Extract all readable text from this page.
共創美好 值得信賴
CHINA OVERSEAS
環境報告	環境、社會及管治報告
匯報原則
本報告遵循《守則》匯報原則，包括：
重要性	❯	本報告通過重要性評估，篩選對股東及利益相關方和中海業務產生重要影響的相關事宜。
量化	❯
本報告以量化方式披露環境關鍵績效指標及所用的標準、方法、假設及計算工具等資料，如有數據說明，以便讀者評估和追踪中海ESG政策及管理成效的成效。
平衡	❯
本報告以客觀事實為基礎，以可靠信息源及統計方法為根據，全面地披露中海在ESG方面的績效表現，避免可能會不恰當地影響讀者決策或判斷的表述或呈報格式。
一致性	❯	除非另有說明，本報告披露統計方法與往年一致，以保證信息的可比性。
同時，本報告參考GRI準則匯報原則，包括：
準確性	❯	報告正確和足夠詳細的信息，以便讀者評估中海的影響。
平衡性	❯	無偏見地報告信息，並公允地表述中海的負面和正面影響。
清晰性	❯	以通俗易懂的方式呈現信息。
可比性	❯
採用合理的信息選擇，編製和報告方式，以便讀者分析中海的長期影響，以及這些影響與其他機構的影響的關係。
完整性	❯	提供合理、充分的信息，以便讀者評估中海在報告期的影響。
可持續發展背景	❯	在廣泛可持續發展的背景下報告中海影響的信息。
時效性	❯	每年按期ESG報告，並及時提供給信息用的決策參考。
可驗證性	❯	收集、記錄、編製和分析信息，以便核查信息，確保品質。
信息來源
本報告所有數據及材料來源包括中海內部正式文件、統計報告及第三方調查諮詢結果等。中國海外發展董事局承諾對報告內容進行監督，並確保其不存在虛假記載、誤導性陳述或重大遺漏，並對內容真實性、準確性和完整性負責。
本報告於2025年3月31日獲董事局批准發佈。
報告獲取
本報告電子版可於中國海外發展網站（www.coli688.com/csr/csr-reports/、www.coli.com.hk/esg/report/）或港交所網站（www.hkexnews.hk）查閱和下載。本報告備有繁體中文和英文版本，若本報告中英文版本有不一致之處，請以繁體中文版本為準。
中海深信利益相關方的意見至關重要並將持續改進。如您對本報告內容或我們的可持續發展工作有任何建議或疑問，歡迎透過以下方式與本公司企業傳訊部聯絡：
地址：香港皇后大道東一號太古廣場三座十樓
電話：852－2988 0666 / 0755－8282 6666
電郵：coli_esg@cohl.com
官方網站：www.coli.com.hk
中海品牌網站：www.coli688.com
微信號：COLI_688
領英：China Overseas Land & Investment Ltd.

★ ★ ★ ★

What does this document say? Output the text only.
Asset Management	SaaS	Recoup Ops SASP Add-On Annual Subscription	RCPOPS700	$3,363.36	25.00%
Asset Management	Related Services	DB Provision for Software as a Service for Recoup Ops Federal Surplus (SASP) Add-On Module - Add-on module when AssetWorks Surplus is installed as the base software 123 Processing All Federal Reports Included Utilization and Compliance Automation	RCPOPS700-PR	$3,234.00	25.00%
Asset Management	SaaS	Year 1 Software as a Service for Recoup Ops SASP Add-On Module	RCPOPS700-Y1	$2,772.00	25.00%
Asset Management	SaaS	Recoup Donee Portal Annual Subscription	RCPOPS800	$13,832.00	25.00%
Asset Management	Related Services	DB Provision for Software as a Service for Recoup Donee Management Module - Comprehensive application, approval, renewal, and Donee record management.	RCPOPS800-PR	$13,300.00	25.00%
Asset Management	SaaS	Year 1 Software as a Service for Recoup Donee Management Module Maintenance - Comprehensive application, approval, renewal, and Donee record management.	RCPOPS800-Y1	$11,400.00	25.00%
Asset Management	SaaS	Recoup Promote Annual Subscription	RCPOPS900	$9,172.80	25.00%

★ ★ ★ ★

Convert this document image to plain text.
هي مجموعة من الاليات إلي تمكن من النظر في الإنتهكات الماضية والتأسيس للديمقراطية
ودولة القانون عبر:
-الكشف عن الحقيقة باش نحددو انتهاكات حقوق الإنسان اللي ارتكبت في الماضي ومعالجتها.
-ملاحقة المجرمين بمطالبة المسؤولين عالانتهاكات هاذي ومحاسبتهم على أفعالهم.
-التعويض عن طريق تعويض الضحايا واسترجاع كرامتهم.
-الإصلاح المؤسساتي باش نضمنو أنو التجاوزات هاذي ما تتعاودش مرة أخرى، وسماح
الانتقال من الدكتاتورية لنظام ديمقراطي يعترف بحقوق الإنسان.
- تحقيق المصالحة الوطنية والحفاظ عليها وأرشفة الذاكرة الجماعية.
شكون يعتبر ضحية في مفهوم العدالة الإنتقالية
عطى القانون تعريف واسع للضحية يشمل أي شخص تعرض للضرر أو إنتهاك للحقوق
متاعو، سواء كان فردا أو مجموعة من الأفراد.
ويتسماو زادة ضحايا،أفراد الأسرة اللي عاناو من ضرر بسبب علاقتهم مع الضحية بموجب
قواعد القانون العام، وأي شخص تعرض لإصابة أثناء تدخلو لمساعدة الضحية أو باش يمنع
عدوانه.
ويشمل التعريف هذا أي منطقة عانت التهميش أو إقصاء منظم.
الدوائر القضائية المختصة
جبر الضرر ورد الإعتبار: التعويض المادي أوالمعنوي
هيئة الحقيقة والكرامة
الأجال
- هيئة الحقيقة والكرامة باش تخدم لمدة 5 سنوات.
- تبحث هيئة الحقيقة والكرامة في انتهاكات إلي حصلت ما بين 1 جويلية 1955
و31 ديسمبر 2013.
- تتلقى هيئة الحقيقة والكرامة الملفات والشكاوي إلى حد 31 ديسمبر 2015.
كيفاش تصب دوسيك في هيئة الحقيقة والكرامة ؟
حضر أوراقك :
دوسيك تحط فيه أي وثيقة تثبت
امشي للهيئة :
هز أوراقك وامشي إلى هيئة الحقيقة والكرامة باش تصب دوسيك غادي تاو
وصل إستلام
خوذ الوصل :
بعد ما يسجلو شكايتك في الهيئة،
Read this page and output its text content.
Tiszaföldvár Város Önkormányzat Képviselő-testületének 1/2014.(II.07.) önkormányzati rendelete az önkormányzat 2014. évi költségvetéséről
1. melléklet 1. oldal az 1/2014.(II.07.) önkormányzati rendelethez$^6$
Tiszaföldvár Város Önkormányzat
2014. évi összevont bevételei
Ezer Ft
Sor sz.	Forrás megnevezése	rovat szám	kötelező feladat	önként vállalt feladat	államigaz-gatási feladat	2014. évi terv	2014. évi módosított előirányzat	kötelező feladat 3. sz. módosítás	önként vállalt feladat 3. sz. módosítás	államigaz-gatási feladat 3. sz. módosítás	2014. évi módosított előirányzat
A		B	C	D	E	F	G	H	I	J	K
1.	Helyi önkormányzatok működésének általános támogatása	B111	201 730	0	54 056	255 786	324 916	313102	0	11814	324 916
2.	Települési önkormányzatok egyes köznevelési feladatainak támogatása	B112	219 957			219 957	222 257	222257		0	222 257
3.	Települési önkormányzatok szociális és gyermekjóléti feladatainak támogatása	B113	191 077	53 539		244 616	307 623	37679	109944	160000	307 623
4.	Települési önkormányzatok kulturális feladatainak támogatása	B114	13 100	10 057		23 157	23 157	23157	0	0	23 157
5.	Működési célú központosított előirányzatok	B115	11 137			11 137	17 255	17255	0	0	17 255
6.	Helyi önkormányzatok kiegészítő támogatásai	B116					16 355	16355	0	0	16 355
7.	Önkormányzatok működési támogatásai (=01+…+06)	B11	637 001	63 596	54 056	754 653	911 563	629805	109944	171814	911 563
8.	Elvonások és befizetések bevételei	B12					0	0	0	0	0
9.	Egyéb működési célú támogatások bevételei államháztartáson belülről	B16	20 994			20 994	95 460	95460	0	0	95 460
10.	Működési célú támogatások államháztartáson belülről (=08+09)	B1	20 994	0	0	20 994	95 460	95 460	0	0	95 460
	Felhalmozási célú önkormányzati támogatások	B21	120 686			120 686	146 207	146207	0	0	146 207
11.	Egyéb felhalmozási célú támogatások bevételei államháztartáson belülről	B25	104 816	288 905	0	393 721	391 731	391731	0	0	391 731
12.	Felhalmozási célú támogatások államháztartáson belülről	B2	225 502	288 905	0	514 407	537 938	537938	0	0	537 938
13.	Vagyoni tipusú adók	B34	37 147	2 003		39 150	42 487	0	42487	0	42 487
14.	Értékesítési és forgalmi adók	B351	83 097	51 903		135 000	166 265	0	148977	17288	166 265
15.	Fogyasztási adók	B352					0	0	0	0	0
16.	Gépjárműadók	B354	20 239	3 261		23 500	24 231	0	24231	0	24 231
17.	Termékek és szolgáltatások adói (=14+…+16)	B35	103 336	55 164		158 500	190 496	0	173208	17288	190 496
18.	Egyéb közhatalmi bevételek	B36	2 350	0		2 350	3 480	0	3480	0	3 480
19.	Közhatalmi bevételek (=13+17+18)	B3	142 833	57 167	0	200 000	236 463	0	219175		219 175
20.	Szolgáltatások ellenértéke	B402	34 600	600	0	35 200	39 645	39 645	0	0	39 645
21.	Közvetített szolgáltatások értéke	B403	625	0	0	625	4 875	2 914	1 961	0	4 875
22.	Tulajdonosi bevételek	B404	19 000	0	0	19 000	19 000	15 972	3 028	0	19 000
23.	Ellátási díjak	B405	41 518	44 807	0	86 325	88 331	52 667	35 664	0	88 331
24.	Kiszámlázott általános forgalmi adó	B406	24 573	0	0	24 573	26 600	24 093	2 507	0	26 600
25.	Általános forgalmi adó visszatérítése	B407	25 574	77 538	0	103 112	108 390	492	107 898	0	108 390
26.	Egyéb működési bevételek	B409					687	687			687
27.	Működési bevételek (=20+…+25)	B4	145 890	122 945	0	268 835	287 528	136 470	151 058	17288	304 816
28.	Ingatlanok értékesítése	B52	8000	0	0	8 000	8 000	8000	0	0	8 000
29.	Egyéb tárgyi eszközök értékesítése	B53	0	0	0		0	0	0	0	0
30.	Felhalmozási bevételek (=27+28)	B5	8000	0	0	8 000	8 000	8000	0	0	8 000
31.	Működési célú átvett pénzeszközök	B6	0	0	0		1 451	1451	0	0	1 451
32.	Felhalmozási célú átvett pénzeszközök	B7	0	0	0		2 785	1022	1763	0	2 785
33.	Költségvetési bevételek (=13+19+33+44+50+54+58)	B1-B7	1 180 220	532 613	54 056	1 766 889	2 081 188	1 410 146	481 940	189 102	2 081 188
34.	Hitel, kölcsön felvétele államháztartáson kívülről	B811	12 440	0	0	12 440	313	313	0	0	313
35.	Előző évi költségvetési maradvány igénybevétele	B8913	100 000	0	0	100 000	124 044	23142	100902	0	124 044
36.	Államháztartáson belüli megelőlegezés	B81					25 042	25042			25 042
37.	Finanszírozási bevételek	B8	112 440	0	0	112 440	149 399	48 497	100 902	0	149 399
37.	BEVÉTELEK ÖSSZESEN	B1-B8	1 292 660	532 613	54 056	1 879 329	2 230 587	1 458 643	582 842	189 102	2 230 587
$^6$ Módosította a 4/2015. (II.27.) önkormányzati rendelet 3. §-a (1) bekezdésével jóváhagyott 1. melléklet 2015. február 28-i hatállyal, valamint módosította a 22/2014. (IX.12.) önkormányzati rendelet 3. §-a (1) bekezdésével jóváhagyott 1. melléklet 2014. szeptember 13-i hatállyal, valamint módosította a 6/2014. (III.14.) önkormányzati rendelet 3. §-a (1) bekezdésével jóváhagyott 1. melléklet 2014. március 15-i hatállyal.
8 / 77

★ ★ ★ ★

**What to work on:** Only a number is wanted: how many lines above include "melléklet"?

**Expected output:** 2